- AIM
Copy every line with the string "Park" in it.

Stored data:
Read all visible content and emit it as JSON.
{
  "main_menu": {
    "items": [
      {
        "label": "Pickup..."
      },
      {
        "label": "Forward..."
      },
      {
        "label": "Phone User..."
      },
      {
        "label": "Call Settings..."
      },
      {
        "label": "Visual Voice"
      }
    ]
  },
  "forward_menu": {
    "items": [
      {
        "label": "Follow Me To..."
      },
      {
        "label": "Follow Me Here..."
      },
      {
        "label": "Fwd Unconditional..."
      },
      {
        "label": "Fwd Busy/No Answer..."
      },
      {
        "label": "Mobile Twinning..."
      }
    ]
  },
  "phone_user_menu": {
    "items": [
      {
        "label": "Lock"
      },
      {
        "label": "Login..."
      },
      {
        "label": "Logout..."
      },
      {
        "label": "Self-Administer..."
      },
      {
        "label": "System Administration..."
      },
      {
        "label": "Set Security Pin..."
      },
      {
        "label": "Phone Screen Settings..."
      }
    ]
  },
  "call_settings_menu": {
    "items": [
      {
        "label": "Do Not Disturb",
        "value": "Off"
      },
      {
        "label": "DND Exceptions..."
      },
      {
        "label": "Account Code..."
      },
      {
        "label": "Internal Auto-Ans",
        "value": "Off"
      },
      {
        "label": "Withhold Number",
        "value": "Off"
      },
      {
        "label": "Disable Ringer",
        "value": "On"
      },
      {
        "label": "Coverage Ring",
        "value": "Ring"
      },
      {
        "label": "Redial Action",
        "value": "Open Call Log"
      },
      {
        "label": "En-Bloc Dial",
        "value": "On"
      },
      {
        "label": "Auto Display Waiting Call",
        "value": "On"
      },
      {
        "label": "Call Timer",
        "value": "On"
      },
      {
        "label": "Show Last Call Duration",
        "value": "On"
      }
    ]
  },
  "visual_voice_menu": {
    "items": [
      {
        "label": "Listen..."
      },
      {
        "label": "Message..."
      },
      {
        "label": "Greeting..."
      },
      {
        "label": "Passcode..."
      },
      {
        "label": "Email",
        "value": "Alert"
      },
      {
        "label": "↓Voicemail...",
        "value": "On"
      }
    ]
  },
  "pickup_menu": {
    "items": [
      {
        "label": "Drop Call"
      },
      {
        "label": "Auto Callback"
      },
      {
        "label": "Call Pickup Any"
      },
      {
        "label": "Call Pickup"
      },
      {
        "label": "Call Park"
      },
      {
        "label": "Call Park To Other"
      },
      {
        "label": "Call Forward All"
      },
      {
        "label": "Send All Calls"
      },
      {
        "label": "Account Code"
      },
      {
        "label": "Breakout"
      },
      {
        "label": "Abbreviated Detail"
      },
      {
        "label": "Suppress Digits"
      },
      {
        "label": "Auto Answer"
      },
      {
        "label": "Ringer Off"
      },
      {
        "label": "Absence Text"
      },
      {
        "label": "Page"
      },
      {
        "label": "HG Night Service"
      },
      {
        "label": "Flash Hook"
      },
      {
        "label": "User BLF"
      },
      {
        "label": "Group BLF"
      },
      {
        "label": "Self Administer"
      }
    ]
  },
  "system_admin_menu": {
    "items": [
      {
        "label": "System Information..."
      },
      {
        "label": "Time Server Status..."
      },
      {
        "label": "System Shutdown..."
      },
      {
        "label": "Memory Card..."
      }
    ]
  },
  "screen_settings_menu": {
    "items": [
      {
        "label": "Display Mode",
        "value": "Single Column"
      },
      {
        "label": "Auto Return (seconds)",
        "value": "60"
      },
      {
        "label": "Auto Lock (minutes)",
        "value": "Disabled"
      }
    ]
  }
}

---

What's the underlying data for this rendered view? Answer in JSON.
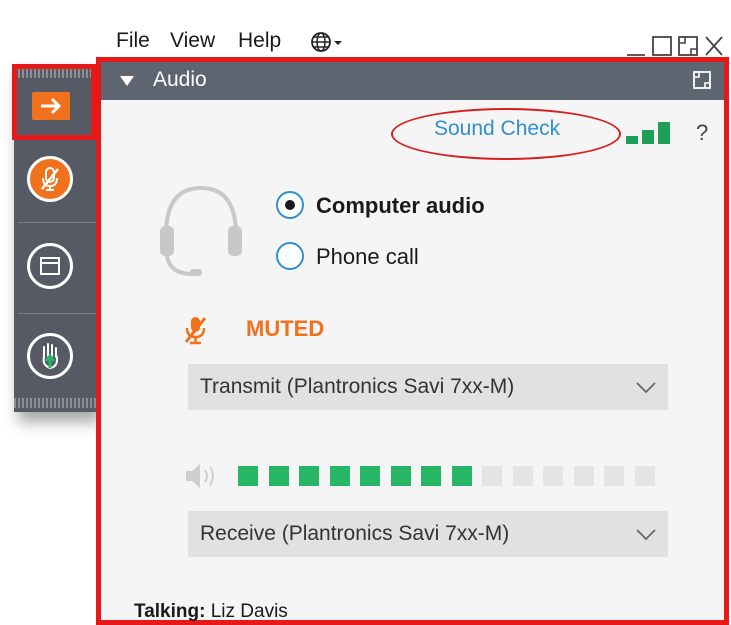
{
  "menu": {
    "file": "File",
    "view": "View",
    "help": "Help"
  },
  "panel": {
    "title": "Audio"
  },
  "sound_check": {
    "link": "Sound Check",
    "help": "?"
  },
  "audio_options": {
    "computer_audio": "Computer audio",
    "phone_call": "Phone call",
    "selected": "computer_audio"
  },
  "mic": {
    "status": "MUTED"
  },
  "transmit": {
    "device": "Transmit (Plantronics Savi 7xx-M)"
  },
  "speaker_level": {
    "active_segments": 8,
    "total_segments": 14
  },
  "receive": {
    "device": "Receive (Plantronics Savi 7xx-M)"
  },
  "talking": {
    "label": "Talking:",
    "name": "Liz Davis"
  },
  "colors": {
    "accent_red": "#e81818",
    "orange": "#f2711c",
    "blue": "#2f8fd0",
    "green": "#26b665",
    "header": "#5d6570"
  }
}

- TASK SOLUTION
        "label": "Call Park"
        "label": "Call Park To Other"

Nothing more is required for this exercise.